■ Exercise description:
Search the listing below for the string "name" and copy every line where it occurs.

■ Given information:

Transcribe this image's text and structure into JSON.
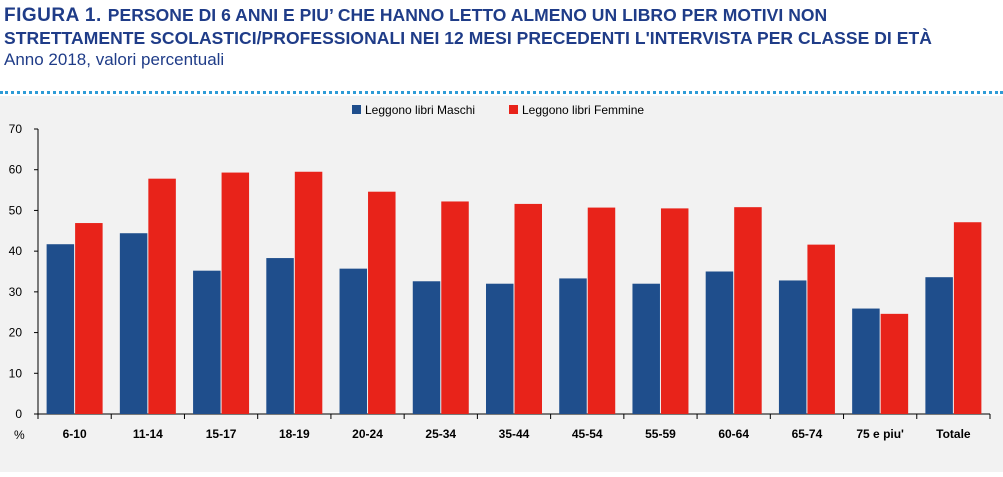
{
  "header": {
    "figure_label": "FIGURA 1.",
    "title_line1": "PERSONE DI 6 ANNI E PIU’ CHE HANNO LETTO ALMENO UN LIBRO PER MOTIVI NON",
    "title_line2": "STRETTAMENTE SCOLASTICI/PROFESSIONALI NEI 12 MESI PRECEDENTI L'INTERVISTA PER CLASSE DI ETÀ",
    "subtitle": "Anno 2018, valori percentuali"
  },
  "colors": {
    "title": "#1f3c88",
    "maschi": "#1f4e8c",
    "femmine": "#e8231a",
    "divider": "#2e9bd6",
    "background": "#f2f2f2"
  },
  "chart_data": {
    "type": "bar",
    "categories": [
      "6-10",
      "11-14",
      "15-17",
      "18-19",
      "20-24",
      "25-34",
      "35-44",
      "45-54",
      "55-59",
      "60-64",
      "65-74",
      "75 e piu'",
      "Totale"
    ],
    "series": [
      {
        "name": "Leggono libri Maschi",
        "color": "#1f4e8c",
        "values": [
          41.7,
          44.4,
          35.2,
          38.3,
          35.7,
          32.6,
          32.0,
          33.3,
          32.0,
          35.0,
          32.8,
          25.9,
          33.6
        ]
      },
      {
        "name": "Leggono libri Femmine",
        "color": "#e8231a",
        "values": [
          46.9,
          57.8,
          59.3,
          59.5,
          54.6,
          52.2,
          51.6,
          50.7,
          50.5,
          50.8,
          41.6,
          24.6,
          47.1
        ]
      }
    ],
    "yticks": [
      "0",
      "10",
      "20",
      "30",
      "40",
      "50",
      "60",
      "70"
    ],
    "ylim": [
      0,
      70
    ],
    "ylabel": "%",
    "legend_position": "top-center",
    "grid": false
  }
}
==
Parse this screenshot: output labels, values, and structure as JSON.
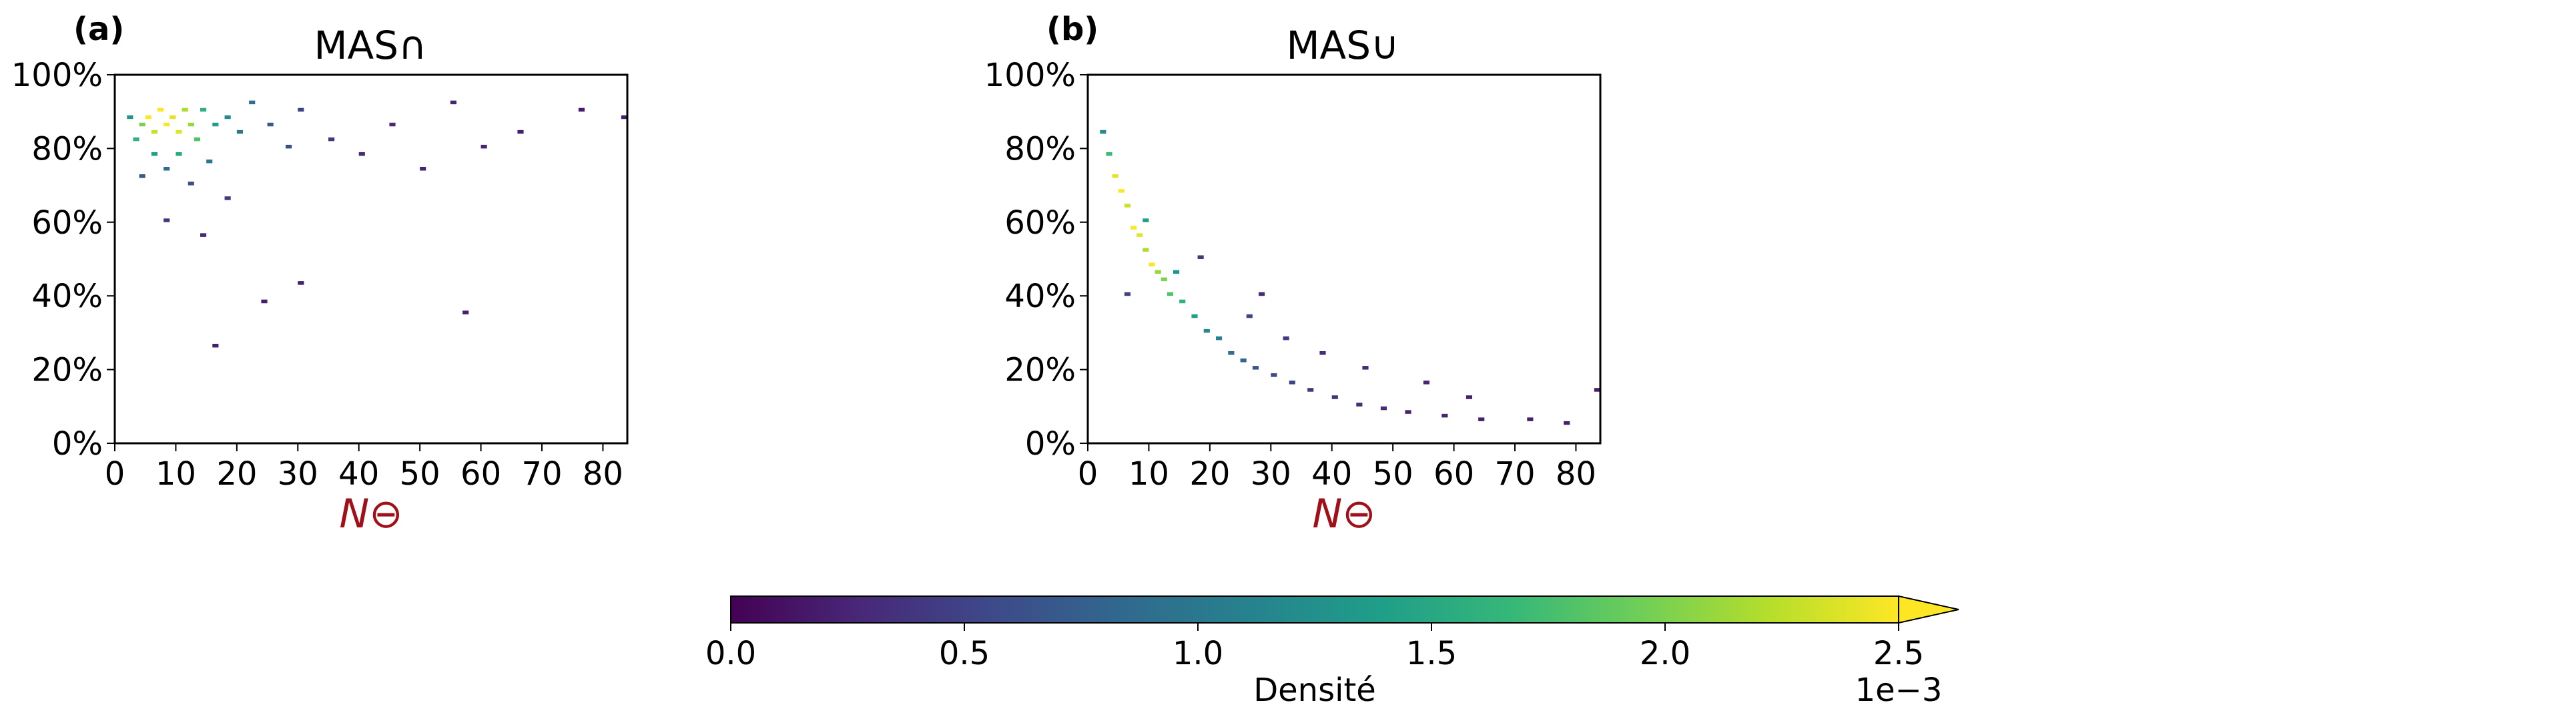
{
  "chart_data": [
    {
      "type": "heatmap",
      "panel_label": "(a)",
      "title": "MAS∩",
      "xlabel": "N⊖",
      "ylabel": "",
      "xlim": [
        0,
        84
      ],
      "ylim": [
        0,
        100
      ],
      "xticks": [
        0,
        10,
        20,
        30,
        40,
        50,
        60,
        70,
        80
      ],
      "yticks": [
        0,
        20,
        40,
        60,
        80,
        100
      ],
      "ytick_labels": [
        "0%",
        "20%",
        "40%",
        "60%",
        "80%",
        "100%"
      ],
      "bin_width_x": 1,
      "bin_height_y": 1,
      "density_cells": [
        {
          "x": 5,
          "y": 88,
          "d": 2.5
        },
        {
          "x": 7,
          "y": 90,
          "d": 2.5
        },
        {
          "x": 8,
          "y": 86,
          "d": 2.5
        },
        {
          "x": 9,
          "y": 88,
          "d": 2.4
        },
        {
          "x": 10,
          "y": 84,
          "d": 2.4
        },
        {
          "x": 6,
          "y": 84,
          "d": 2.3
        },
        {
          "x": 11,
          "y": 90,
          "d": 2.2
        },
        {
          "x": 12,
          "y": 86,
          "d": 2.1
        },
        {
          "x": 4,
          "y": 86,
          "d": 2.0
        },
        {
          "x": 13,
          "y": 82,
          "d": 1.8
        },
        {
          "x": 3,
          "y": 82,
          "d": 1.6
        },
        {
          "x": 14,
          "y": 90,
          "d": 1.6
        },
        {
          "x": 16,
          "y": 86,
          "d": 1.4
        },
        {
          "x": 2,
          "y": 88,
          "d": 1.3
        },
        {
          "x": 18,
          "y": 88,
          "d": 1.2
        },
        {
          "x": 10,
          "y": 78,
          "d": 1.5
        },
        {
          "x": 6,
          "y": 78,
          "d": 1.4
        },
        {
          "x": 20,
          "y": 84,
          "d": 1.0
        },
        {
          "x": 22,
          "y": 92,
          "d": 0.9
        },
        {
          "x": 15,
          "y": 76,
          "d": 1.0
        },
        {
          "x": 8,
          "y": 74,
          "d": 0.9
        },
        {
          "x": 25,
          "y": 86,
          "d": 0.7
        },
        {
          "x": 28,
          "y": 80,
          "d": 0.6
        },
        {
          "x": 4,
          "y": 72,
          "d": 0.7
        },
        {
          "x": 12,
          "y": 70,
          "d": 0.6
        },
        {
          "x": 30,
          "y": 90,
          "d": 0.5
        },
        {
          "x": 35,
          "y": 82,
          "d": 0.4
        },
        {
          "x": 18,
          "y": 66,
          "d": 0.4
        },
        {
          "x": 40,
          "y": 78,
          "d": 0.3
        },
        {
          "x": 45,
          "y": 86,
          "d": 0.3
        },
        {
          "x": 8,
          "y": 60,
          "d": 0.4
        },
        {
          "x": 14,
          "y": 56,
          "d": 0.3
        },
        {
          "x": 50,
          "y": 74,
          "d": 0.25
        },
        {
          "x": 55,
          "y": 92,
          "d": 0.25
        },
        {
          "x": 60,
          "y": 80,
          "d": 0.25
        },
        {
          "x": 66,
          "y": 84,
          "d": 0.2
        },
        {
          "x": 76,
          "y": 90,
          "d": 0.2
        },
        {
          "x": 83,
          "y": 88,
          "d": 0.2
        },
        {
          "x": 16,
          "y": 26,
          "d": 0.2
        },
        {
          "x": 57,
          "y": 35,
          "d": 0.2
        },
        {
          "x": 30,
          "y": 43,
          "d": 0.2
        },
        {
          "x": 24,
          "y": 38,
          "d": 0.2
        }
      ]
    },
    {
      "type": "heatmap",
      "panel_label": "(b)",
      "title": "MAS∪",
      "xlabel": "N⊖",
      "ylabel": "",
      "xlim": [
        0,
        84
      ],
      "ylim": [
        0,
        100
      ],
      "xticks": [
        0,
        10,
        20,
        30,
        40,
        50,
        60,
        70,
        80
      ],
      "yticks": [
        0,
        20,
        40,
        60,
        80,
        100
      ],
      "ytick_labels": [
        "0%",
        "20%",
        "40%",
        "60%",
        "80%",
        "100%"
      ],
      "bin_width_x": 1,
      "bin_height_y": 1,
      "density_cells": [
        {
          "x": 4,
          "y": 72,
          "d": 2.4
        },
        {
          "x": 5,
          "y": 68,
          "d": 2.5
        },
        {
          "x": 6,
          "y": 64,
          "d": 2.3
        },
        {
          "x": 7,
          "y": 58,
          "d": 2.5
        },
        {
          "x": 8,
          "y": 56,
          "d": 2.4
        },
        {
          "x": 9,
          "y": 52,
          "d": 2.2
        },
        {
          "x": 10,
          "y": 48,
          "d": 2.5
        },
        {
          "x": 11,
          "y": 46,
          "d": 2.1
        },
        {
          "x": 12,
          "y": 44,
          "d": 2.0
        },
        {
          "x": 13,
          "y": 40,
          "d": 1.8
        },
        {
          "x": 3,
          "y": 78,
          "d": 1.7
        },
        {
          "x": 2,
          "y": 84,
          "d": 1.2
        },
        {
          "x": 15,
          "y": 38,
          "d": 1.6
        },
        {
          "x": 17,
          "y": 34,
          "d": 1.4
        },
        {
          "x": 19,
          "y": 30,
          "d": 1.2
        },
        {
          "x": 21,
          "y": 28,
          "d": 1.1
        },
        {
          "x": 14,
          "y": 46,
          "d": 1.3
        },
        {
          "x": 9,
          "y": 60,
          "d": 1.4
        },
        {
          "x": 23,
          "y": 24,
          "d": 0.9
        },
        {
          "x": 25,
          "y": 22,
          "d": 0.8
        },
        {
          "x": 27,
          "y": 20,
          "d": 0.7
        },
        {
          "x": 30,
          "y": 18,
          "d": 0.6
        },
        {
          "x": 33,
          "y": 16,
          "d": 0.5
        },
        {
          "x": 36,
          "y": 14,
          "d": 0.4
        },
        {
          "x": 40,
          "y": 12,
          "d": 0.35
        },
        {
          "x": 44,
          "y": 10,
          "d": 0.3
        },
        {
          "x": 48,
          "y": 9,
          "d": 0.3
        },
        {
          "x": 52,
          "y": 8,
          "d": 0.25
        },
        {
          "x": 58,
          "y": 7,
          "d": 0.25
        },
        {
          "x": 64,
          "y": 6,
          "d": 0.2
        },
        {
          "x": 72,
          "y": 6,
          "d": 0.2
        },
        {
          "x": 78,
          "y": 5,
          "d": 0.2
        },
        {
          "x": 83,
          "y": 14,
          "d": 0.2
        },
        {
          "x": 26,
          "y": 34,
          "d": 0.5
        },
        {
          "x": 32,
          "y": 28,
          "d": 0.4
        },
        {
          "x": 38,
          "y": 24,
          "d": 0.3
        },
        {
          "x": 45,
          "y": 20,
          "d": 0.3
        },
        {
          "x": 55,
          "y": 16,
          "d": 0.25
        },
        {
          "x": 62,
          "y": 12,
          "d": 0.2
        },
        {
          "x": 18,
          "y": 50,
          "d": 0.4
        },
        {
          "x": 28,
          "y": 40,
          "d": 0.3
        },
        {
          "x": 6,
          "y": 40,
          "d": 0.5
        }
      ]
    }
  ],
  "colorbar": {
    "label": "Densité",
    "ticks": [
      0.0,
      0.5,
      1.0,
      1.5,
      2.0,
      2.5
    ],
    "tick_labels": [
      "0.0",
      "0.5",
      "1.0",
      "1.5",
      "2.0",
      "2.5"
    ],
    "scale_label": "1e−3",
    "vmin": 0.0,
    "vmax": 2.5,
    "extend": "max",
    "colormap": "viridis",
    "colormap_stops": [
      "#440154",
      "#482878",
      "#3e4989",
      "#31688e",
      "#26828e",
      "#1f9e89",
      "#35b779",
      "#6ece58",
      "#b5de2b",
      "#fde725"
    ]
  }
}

■ Result for this exercise:
        "name": "Leggono libri Maschi",
        "name": "Leggono libri Femmine",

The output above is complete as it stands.